> [DIRECTIONS]: Each line that holds the word "Universitaria" is to be identified and copied.

** Begin MATERIAL TO PROCESS **

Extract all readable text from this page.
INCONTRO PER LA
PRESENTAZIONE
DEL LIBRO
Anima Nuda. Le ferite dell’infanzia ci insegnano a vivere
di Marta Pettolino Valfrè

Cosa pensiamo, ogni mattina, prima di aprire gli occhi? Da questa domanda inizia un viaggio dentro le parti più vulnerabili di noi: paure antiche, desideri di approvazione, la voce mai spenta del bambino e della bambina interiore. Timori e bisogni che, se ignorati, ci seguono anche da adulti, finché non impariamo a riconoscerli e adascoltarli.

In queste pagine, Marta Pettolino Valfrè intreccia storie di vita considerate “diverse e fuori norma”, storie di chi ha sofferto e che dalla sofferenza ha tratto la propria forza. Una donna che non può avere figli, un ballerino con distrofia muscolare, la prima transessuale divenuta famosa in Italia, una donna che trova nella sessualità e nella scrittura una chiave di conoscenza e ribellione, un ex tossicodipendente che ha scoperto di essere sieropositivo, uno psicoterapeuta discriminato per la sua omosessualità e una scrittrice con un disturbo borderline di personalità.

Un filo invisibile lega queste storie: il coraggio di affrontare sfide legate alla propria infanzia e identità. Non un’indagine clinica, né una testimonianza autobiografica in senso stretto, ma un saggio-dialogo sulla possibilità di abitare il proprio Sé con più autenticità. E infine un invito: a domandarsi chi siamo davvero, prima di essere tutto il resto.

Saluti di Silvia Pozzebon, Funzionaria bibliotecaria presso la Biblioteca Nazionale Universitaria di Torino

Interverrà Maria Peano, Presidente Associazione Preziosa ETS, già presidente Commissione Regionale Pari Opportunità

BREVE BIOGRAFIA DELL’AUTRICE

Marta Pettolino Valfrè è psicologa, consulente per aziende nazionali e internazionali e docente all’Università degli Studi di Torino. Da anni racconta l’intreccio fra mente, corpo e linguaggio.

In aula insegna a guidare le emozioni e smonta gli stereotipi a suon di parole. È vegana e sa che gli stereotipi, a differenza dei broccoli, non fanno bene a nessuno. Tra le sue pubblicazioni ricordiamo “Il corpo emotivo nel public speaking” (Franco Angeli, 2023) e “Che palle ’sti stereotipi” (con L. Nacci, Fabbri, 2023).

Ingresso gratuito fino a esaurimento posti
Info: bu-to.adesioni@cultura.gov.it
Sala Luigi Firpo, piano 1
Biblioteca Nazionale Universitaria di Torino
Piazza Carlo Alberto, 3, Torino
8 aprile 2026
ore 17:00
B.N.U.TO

** End MATERIAL TO PROCESS **

> [FINAL ANSWER]:
Saluti di Silvia Pozzebon, Funzionaria bibliotecaria presso la Biblioteca Nazionale Universitaria di Torino
Biblioteca Nazionale Universitaria di Torino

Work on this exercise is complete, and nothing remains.